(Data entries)
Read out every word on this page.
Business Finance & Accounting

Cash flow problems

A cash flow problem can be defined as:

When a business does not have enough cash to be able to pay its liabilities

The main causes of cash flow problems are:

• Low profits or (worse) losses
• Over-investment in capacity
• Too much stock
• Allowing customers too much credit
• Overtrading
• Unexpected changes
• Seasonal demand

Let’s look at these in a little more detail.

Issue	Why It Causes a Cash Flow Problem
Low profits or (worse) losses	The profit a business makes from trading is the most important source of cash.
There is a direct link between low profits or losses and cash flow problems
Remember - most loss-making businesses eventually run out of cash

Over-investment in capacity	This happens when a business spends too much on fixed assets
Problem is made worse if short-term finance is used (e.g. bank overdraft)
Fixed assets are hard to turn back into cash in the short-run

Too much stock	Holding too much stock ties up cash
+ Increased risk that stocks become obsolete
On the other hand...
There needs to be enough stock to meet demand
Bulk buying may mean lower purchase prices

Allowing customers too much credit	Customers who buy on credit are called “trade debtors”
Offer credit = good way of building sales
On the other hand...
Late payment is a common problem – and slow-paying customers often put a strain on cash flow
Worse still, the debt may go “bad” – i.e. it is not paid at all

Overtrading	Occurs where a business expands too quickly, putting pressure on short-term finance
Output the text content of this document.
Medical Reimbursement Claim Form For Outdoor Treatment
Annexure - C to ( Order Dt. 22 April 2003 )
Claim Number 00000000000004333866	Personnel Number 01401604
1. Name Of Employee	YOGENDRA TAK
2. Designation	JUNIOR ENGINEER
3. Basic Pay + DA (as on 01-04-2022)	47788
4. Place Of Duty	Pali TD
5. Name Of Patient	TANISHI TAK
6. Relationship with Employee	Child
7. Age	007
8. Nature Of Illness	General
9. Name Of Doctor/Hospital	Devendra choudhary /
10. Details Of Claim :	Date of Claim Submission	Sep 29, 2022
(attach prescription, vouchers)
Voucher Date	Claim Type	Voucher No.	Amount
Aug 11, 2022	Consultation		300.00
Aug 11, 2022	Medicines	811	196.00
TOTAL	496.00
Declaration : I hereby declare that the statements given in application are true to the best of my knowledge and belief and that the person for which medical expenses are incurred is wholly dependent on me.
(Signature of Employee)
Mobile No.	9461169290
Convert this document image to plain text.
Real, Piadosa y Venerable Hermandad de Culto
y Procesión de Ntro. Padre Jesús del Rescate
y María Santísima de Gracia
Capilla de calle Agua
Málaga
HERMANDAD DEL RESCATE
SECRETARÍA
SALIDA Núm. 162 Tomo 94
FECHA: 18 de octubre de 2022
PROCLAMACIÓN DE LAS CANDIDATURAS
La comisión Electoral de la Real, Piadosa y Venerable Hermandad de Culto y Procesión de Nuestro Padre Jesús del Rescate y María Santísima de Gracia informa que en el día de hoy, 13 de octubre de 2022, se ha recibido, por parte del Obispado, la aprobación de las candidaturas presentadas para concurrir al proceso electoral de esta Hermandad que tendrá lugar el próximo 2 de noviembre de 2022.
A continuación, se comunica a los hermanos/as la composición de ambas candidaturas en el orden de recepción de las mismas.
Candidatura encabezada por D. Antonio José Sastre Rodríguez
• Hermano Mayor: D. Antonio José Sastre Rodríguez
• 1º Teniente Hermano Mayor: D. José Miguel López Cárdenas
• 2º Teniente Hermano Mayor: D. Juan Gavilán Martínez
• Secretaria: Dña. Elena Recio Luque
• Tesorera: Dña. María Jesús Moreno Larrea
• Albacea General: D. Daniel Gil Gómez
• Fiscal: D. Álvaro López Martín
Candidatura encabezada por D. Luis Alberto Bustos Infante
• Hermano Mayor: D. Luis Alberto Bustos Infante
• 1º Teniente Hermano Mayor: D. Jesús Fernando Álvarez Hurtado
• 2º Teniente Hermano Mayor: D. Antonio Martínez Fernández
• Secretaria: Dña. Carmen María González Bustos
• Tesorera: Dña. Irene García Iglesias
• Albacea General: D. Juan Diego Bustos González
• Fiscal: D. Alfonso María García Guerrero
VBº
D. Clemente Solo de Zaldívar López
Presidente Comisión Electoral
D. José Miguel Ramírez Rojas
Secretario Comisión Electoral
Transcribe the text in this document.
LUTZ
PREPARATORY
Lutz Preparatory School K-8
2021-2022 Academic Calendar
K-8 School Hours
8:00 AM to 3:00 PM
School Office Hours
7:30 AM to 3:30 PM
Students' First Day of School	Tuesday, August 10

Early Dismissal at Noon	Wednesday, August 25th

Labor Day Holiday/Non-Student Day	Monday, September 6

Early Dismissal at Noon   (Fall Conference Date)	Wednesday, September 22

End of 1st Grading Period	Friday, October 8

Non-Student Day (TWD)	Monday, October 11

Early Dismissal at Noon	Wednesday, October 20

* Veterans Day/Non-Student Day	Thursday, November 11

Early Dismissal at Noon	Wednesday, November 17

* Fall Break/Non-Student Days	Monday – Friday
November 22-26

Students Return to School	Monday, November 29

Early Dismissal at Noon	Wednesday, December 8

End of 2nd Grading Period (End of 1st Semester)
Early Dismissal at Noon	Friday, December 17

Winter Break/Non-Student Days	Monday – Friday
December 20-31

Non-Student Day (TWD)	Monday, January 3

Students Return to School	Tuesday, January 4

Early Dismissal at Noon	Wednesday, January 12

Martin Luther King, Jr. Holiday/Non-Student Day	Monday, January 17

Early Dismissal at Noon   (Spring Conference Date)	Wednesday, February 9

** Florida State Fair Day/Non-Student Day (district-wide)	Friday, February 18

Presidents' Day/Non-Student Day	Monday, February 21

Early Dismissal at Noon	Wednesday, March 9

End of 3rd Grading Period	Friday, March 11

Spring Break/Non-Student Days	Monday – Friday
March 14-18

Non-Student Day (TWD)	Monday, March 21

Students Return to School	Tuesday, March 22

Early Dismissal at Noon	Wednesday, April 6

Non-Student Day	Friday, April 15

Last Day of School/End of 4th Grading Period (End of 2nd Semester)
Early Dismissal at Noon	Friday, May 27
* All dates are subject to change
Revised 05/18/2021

### Task goal
Reproduce all the data word for word.

### Correct response
Read out every word on this page.
Business Finance & Accounting

Cash flow problems

A cash flow problem can be defined as:

When a business does not have enough cash to be able to pay its liabilities

The main causes of cash flow problems are:

• Low profits or (worse) losses
• Over-investment in capacity
• Too much stock
• Allowing customers too much credit
• Overtrading
• Unexpected changes
• Seasonal demand

Let’s look at these in a little more detail.

Issue	Why It Causes a Cash Flow Problem
Low profits or (worse) losses	The profit a business makes from trading is the most important source of cash.
There is a direct link between low profits or losses and cash flow problems
Remember - most loss-making businesses eventually run out of cash

Over-investment in capacity	This happens when a business spends too much on fixed assets
Problem is made worse if short-term finance is used (e.g. bank overdraft)
Fixed assets are hard to turn back into cash in the short-run

Too much stock	Holding too much stock ties up cash
+ Increased risk that stocks become obsolete
On the other hand...
There needs to be enough stock to meet demand
Bulk buying may mean lower purchase prices

Allowing customers too much credit	Customers who buy on credit are called “trade debtors”
Offer credit = good way of building sales
On the other hand...
Late payment is a common problem – and slow-paying customers often put a strain on cash flow
Worse still, the debt may go “bad” – i.e. it is not paid at all

Overtrading	Occurs where a business expands too quickly, putting pressure on short-term finance
Output the text content of this document.
Medical Reimbursement Claim Form For Outdoor Treatment
Annexure - C to ( Order Dt. 22 April 2003 )
Claim Number 00000000000004333866	Personnel Number 01401604
1. Name Of Employee	YOGENDRA TAK
2. Designation	JUNIOR ENGINEER
3. Basic Pay + DA (as on 01-04-2022)	47788
4. Place Of Duty	Pali TD
5. Name Of Patient	TANISHI TAK
6. Relationship with Employee	Child
7. Age	007
8. Nature Of Illness	General
9. Name Of Doctor/Hospital	Devendra choudhary /
10. Details Of Claim :	Date of Claim Submission	Sep 29, 2022
(attach prescription, vouchers)
Voucher Date	Claim Type	Voucher No.	Amount
Aug 11, 2022	Consultation		300.00
Aug 11, 2022	Medicines	811	196.00
TOTAL	496.00
Declaration : I hereby declare that the statements given in application are true to the best of my knowledge and belief and that the person for which medical expenses are incurred is wholly dependent on me.
(Signature of Employee)
Mobile No.	9461169290
Convert this document image to plain text.
Real, Piadosa y Venerable Hermandad de Culto
y Procesión de Ntro. Padre Jesús del Rescate
y María Santísima de Gracia
Capilla de calle Agua
Málaga
HERMANDAD DEL RESCATE
SECRETARÍA
SALIDA Núm. 162 Tomo 94
FECHA: 18 de octubre de 2022
PROCLAMACIÓN DE LAS CANDIDATURAS
La comisión Electoral de la Real, Piadosa y Venerable Hermandad de Culto y Procesión de Nuestro Padre Jesús del Rescate y María Santísima de Gracia informa que en el día de hoy, 13 de octubre de 2022, se ha recibido, por parte del Obispado, la aprobación de las candidaturas presentadas para concurrir al proceso electoral de esta Hermandad que tendrá lugar el próximo 2 de noviembre de 2022.
A continuación, se comunica a los hermanos/as la composición de ambas candidaturas en el orden de recepción de las mismas.
Candidatura encabezada por D. Antonio José Sastre Rodríguez
• Hermano Mayor: D. Antonio José Sastre Rodríguez
• 1º Teniente Hermano Mayor: D. José Miguel López Cárdenas
• 2º Teniente Hermano Mayor: D. Juan Gavilán Martínez
• Secretaria: Dña. Elena Recio Luque
• Tesorera: Dña. María Jesús Moreno Larrea
• Albacea General: D. Daniel Gil Gómez
• Fiscal: D. Álvaro López Martín
Candidatura encabezada por D. Luis Alberto Bustos Infante
• Hermano Mayor: D. Luis Alberto Bustos Infante
• 1º Teniente Hermano Mayor: D. Jesús Fernando Álvarez Hurtado
• 2º Teniente Hermano Mayor: D. Antonio Martínez Fernández
• Secretaria: Dña. Carmen María González Bustos
• Tesorera: Dña. Irene García Iglesias
• Albacea General: D. Juan Diego Bustos González
• Fiscal: D. Alfonso María García Guerrero
VBº
D. Clemente Solo de Zaldívar López
Presidente Comisión Electoral
D. José Miguel Ramírez Rojas
Secretario Comisión Electoral
Transcribe the text in this document.
LUTZ
PREPARATORY
Lutz Preparatory School K-8
2021-2022 Academic Calendar
K-8 School Hours
8:00 AM to 3:00 PM
School Office Hours
7:30 AM to 3:30 PM
Students' First Day of School	Tuesday, August 10

Early Dismissal at Noon	Wednesday, August 25th

Labor Day Holiday/Non-Student Day	Monday, September 6

Early Dismissal at Noon   (Fall Conference Date)	Wednesday, September 22

End of 1st Grading Period	Friday, October 8

Non-Student Day (TWD)	Monday, October 11

Early Dismissal at Noon	Wednesday, October 20

* Veterans Day/Non-Student Day	Thursday, November 11

Early Dismissal at Noon	Wednesday, November 17

* Fall Break/Non-Student Days	Monday – Friday
November 22-26

Students Return to School	Monday, November 29

Early Dismissal at Noon	Wednesday, December 8

End of 2nd Grading Period (End of 1st Semester)
Early Dismissal at Noon	Friday, December 17

Winter Break/Non-Student Days	Monday – Friday
December 20-31

Non-Student Day (TWD)	Monday, January 3

Students Return to School	Tuesday, January 4

Early Dismissal at Noon	Wednesday, January 12

Martin Luther King, Jr. Holiday/Non-Student Day	Monday, January 17

Early Dismissal at Noon   (Spring Conference Date)	Wednesday, February 9

** Florida State Fair Day/Non-Student Day (district-wide)	Friday, February 18

Presidents' Day/Non-Student Day	Monday, February 21

Early Dismissal at Noon	Wednesday, March 9

End of 3rd Grading Period	Friday, March 11

Spring Break/Non-Student Days	Monday – Friday
March 14-18

Non-Student Day (TWD)	Monday, March 21

Students Return to School	Tuesday, March 22

Early Dismissal at Noon	Wednesday, April 6

Non-Student Day	Friday, April 15

Last Day of School/End of 4th Grading Period (End of 2nd Semester)
Early Dismissal at Noon	Friday, May 27
* All dates are subject to change
Revised 05/18/2021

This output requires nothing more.